- YOUR TASK:
Lift out each line of the data that holds "institution".

- PROVIDED RECORDS:
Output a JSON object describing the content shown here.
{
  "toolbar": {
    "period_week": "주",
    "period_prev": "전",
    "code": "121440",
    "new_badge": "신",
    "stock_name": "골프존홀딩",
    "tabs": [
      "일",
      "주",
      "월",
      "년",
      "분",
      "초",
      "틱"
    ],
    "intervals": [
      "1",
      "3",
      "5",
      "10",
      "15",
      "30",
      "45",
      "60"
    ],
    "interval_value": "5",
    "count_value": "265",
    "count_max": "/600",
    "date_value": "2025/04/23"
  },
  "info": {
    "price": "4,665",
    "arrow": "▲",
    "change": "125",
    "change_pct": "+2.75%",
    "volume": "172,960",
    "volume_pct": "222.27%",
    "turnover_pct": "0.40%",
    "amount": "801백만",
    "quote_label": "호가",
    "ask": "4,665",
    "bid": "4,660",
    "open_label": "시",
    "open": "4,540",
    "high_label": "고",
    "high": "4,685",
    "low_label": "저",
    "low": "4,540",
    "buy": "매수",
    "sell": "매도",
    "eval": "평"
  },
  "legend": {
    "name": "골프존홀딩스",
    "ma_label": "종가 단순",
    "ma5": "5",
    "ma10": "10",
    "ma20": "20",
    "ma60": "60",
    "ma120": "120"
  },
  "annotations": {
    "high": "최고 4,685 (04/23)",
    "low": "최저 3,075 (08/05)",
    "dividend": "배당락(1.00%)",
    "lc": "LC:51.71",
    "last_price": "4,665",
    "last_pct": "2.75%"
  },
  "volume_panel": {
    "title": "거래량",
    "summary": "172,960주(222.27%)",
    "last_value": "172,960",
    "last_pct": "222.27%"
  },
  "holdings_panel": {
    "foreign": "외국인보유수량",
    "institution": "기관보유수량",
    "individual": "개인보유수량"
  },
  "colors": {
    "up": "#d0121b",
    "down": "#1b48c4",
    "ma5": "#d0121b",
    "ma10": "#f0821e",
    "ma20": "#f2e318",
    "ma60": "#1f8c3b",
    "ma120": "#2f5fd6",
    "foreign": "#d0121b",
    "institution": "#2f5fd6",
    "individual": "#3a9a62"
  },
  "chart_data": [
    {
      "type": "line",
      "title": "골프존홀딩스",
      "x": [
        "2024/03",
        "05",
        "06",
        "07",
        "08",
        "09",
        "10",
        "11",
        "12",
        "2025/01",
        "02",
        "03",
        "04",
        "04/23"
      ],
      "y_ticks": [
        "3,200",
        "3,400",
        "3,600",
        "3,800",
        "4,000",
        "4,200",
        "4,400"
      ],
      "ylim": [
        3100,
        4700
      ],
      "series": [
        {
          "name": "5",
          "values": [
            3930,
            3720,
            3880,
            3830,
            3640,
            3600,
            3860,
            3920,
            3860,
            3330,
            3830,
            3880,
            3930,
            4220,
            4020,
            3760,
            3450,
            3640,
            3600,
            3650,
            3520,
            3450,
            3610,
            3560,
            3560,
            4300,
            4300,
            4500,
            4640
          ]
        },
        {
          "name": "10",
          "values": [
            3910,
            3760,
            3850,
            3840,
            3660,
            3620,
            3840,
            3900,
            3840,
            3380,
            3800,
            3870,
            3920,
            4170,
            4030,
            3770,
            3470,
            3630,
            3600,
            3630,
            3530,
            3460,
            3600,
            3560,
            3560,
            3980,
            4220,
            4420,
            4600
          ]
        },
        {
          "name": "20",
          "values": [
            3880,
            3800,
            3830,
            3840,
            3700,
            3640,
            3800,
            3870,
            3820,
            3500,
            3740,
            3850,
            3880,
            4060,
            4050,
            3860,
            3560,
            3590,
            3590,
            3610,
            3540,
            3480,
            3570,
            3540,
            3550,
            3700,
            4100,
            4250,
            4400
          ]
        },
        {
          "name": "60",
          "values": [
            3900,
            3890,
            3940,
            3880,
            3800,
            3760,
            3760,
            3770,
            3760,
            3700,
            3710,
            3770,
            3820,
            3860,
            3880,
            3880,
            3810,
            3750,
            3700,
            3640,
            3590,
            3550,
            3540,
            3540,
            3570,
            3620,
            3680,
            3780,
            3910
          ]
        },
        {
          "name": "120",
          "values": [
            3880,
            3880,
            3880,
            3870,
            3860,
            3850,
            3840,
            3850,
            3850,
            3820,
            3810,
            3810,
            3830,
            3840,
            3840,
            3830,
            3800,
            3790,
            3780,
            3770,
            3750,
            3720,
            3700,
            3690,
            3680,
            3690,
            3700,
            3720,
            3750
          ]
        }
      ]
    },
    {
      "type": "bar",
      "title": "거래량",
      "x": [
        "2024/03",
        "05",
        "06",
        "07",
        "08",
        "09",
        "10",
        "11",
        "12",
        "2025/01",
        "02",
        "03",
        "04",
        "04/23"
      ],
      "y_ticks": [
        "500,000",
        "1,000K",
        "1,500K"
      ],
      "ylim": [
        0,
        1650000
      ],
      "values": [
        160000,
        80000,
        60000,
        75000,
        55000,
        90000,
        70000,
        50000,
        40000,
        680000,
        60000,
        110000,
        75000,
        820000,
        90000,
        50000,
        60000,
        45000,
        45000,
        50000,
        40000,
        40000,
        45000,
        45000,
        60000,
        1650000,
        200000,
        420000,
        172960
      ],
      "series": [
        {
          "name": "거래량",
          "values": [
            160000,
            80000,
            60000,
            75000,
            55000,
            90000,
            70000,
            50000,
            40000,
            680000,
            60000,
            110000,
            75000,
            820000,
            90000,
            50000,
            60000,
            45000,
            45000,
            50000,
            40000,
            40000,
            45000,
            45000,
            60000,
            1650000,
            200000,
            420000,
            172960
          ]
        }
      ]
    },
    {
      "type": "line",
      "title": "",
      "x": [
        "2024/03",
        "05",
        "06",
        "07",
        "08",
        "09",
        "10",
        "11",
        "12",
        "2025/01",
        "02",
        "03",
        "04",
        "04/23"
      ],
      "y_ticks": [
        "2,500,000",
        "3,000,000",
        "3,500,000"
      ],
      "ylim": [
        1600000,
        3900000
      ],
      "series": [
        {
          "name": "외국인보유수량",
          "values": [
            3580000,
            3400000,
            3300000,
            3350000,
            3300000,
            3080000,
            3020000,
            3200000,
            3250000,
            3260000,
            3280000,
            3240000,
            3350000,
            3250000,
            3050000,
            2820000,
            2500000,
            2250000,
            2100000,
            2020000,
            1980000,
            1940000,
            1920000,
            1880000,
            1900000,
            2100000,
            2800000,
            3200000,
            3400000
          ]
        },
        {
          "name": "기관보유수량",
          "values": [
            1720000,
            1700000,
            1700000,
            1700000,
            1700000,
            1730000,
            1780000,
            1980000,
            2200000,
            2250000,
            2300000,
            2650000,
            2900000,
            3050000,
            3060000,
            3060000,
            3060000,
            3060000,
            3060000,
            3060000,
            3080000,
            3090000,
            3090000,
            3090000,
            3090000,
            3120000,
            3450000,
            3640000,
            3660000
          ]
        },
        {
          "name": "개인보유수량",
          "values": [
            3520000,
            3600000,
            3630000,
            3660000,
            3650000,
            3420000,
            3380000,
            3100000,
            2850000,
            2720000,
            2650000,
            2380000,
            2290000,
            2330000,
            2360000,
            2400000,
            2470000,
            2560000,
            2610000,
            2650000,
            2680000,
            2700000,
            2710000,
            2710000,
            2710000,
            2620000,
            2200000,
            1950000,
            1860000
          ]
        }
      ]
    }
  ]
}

---

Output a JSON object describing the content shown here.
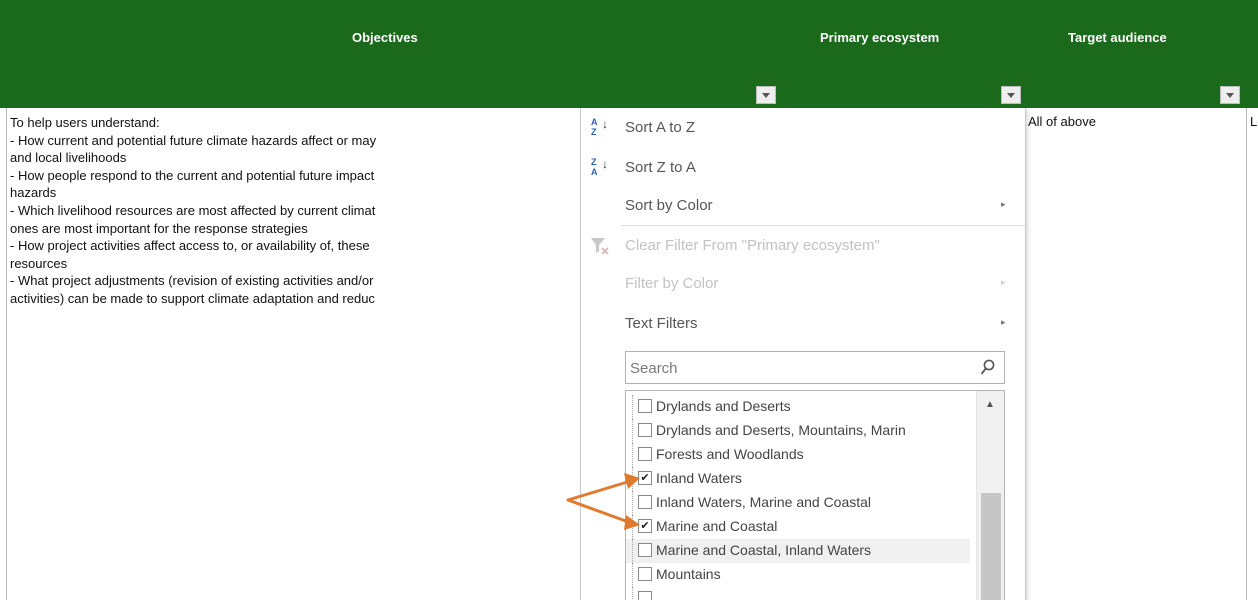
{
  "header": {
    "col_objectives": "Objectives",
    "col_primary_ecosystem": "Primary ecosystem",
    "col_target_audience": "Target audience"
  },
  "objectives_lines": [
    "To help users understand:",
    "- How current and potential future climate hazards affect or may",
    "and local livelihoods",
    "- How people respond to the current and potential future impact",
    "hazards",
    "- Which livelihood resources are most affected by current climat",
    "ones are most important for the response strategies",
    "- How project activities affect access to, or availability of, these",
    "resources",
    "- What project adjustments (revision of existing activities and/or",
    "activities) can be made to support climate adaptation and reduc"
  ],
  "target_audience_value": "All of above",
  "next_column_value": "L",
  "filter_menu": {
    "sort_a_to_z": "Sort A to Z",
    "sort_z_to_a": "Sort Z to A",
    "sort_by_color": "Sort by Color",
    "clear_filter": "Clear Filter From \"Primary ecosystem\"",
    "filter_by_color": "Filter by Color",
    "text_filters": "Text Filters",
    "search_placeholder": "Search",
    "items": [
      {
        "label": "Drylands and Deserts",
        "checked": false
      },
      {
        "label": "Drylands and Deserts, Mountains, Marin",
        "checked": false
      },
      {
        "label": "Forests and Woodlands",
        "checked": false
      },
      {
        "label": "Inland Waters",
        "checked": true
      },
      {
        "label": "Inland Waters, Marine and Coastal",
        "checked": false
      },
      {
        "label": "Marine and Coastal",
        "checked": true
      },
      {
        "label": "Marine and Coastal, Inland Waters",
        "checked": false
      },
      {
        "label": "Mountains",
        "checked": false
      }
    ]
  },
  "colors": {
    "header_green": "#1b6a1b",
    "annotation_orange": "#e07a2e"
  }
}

* * *

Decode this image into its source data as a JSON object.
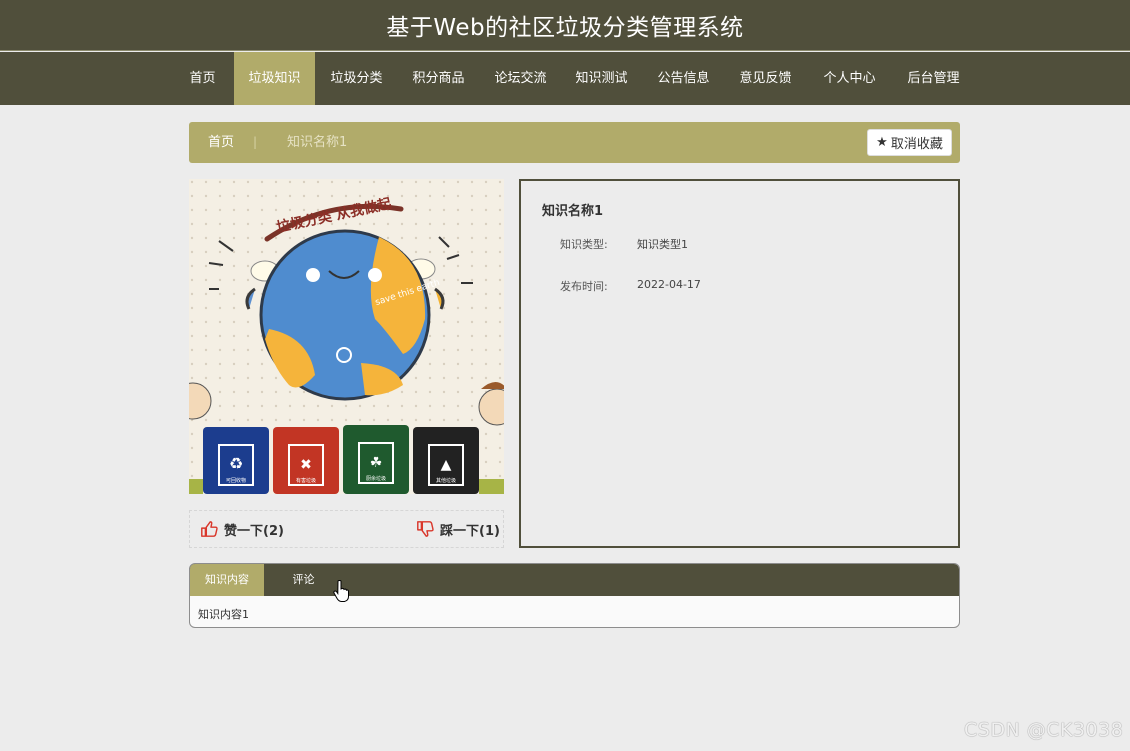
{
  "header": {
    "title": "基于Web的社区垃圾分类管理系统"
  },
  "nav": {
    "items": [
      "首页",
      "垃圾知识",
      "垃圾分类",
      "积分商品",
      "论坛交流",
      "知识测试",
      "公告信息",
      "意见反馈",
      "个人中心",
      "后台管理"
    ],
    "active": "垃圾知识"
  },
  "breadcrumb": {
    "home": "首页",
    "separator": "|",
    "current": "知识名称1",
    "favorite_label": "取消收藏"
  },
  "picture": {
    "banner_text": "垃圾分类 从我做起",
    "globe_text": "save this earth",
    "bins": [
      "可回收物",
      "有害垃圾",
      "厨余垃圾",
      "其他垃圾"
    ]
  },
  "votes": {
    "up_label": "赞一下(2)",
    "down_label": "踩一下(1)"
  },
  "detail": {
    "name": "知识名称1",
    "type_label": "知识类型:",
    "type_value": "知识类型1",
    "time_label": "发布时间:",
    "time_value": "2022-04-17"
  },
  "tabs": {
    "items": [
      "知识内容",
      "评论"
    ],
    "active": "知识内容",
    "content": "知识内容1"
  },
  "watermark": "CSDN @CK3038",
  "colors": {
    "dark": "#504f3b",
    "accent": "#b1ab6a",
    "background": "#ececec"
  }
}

- THE ANSWER:
    "institution": "기관보유수량",
    "institution": "#2f5fd6",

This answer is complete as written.